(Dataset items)
## start
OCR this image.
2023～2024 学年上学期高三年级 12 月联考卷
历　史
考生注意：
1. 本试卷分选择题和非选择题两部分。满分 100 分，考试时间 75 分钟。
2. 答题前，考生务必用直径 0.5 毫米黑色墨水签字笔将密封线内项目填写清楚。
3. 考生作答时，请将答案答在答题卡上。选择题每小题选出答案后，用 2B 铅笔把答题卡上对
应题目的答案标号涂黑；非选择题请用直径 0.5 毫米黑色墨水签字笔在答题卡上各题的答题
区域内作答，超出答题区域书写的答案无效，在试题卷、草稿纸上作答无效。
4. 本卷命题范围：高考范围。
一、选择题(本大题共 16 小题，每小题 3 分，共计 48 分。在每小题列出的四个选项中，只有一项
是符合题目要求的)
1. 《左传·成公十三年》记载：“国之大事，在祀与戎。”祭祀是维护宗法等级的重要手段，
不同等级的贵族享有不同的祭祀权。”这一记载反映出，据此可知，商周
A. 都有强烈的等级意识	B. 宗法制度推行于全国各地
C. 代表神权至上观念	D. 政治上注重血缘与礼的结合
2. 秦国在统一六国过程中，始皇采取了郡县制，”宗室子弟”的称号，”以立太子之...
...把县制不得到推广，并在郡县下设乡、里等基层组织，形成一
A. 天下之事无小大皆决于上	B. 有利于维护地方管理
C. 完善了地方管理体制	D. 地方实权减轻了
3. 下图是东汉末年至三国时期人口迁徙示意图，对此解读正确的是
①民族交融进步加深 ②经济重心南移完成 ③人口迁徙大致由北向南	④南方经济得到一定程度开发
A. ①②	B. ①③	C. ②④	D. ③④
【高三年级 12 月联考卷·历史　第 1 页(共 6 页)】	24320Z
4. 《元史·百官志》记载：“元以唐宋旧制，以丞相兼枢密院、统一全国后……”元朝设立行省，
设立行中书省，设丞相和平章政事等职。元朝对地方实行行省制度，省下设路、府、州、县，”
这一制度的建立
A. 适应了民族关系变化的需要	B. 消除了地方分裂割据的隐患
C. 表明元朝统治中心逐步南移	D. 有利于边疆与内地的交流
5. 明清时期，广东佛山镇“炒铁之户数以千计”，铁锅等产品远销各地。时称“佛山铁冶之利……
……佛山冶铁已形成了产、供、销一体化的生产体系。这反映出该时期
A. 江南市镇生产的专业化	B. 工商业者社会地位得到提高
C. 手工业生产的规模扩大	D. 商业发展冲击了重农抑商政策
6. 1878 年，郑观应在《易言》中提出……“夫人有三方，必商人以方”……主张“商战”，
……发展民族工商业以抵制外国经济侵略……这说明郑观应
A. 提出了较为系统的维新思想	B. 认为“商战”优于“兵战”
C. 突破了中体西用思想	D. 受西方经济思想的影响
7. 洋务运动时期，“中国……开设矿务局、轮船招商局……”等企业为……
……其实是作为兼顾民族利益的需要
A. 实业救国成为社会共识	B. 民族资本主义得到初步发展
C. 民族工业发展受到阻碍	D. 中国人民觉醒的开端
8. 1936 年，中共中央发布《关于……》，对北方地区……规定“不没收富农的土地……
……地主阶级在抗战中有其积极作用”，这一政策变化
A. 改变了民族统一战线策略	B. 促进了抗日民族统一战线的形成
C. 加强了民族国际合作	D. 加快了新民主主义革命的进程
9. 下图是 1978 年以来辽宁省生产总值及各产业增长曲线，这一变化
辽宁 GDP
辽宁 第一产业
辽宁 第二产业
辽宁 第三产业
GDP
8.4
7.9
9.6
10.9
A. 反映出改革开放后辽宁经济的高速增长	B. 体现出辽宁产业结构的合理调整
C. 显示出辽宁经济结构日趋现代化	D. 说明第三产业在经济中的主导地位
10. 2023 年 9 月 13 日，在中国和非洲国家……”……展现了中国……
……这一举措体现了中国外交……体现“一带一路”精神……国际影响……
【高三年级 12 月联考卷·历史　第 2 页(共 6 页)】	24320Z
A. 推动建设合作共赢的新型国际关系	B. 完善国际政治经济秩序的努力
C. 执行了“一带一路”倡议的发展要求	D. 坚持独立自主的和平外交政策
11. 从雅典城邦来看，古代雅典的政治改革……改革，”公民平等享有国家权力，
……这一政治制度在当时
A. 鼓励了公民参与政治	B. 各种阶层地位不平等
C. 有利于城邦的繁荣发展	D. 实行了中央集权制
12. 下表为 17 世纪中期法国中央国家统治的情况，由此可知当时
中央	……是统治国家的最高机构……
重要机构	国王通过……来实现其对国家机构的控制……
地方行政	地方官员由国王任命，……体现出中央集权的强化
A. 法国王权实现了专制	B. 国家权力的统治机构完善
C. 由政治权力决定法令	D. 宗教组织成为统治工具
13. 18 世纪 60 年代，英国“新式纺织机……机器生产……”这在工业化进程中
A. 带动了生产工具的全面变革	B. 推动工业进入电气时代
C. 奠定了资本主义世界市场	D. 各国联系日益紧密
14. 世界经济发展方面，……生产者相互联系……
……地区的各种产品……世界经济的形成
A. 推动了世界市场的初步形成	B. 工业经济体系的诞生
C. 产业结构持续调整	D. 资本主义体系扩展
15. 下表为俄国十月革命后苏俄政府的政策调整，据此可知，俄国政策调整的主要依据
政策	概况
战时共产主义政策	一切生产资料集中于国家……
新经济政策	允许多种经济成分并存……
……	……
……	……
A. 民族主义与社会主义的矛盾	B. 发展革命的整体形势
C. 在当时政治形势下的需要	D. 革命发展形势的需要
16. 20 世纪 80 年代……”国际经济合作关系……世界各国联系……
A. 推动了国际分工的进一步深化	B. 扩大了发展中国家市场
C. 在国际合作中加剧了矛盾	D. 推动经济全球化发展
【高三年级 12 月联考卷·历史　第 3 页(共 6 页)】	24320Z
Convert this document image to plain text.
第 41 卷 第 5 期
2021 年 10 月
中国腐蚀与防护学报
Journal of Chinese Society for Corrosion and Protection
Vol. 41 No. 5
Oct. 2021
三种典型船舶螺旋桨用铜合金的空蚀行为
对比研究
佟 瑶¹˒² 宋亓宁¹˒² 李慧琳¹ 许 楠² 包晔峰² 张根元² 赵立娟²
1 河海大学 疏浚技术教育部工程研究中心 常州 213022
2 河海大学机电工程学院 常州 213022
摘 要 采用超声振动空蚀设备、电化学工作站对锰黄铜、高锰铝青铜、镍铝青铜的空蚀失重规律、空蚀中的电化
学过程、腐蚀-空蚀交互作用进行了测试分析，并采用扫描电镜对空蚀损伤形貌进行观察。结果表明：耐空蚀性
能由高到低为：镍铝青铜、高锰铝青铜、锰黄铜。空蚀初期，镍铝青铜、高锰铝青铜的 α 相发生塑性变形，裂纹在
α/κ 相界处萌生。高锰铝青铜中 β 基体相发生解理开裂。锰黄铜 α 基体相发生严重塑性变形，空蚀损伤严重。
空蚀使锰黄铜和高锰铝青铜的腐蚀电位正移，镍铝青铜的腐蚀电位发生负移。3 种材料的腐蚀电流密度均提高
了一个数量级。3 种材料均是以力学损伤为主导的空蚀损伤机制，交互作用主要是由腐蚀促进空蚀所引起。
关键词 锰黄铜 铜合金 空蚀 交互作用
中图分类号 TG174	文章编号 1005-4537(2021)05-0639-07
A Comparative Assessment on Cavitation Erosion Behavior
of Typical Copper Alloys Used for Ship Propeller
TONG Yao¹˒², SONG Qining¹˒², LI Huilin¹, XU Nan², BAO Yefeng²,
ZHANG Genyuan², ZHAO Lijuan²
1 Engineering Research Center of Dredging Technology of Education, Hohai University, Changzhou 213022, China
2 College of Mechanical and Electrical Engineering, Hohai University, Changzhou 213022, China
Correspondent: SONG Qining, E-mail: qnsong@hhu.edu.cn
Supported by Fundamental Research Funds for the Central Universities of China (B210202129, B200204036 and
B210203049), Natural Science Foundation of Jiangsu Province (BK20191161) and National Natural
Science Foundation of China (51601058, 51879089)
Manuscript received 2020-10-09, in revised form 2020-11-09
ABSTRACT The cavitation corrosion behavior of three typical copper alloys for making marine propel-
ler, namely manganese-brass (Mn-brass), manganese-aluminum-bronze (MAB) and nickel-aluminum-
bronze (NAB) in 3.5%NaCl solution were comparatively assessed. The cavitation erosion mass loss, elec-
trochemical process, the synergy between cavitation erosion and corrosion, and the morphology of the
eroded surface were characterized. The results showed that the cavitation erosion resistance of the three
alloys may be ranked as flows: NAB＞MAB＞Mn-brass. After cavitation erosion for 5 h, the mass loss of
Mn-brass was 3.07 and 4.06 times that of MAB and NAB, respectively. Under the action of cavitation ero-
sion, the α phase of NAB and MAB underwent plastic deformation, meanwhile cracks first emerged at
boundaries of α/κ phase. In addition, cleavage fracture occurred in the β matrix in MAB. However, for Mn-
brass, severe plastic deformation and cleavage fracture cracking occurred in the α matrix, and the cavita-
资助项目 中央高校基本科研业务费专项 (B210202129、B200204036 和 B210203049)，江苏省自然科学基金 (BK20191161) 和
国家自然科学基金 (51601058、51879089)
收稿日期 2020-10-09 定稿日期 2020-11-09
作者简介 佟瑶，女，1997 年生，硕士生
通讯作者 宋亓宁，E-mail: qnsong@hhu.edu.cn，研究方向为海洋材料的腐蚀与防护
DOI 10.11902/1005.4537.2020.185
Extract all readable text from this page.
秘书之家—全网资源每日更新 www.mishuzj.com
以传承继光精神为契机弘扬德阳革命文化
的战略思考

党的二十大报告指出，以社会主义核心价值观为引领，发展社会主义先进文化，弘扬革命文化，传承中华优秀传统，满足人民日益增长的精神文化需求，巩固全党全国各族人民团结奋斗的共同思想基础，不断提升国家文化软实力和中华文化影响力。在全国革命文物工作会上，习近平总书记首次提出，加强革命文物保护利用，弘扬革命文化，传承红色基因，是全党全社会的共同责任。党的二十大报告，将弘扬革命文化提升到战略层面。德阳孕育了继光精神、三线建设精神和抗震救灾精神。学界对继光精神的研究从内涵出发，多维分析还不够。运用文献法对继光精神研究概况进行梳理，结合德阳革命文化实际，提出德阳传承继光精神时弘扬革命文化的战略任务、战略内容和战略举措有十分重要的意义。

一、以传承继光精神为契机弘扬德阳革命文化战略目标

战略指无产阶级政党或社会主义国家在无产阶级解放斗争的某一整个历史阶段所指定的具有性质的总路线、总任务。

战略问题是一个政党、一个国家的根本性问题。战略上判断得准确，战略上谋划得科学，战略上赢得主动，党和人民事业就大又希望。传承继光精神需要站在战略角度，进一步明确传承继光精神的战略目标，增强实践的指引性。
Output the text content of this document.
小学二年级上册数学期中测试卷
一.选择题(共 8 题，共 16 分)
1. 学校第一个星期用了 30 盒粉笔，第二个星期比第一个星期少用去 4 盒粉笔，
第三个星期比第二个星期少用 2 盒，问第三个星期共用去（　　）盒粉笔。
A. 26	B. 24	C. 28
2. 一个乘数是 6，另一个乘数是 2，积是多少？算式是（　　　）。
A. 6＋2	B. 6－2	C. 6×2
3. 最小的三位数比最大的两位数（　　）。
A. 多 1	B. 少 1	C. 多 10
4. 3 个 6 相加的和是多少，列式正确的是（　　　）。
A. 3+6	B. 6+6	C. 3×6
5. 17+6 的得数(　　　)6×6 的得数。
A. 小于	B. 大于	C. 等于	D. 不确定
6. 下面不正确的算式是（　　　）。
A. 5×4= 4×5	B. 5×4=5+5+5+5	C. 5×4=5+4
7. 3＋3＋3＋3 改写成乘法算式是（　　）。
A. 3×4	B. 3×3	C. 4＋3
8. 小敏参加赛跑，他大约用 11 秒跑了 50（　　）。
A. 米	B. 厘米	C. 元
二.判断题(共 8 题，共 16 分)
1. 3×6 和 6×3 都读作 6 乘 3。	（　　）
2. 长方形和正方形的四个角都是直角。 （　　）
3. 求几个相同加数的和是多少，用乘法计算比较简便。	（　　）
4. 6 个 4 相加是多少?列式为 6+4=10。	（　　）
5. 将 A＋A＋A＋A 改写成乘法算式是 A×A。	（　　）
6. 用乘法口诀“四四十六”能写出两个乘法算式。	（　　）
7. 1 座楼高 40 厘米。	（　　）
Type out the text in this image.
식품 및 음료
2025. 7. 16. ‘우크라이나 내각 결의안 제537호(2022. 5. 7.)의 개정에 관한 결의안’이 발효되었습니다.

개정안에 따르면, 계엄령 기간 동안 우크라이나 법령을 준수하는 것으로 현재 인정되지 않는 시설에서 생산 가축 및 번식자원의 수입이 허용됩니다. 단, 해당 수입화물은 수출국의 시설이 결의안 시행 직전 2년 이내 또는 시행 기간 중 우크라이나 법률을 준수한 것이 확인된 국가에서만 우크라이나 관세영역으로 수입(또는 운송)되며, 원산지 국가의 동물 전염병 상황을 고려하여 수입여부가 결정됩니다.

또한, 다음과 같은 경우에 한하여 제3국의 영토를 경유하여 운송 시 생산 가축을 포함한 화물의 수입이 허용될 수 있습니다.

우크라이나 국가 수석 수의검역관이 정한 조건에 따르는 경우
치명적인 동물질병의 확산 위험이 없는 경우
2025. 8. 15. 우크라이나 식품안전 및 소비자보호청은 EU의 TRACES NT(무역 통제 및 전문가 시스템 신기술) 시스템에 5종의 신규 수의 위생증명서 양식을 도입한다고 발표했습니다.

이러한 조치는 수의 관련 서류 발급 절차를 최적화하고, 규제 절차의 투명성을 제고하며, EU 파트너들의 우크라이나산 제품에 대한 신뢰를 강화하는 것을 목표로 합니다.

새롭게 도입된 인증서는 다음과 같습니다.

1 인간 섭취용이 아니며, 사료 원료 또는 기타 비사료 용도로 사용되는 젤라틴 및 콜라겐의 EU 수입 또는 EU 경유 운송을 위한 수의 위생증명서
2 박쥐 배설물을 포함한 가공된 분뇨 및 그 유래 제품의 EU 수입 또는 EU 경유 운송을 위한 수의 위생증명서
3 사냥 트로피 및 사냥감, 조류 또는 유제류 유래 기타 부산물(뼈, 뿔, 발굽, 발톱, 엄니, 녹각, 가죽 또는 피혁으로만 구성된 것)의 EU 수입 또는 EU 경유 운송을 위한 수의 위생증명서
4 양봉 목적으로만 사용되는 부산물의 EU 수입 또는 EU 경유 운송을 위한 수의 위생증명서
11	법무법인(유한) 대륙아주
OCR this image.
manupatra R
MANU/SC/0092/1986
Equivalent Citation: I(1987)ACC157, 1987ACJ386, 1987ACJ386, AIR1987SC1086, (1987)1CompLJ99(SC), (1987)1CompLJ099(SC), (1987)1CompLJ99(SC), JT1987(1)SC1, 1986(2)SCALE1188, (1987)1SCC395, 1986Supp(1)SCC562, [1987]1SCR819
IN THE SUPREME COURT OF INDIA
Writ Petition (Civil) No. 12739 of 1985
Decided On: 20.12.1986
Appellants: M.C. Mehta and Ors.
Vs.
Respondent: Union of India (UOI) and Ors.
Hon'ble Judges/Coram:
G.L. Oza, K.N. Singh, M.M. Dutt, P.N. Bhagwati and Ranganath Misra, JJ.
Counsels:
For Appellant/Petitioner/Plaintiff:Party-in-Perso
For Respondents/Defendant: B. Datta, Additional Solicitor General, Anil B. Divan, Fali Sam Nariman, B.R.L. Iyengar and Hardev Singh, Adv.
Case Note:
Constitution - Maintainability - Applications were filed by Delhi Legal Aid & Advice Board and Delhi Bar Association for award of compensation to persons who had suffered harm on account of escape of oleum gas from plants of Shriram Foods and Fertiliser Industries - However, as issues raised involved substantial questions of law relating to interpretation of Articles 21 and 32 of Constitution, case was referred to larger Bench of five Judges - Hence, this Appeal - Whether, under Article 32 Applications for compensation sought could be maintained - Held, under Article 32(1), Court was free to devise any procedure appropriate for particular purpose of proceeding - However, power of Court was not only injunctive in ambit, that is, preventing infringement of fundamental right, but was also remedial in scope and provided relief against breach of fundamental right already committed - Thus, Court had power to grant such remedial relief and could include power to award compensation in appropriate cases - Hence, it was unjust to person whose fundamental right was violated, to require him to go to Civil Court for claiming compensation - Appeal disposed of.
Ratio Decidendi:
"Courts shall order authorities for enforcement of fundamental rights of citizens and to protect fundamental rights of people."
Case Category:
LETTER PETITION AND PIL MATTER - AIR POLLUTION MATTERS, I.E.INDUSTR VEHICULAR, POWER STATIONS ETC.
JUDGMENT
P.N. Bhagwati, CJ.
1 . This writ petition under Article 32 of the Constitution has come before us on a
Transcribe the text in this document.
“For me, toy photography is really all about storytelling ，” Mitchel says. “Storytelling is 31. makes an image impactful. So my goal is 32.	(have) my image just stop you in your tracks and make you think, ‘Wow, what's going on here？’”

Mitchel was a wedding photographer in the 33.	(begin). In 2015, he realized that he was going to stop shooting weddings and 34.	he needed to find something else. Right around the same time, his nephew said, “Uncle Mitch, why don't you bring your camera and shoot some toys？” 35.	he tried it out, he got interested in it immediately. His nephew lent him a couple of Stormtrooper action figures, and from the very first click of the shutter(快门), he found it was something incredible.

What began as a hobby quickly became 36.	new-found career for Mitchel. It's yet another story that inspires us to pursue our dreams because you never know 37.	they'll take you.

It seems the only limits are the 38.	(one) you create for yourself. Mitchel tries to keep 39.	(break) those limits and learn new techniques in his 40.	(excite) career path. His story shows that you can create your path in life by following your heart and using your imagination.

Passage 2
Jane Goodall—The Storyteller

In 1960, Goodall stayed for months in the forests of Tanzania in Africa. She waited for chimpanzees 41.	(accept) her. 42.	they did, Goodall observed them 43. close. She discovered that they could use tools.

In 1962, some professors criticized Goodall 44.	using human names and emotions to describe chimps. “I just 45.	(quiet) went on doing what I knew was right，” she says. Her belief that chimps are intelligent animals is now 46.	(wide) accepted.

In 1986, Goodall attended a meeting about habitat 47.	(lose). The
## end
**CHALLENGE:**
Scan the listing above for the word "qnsong" and copy every line that holds it.

**REPLY:**
Correspondent: SONG Qining, E-mail: qnsong@hhu.edu.cn
通讯作者 宋亓宁，E-mail: qnsong@hhu.edu.cn，研究方向为海洋材料的腐蚀与防护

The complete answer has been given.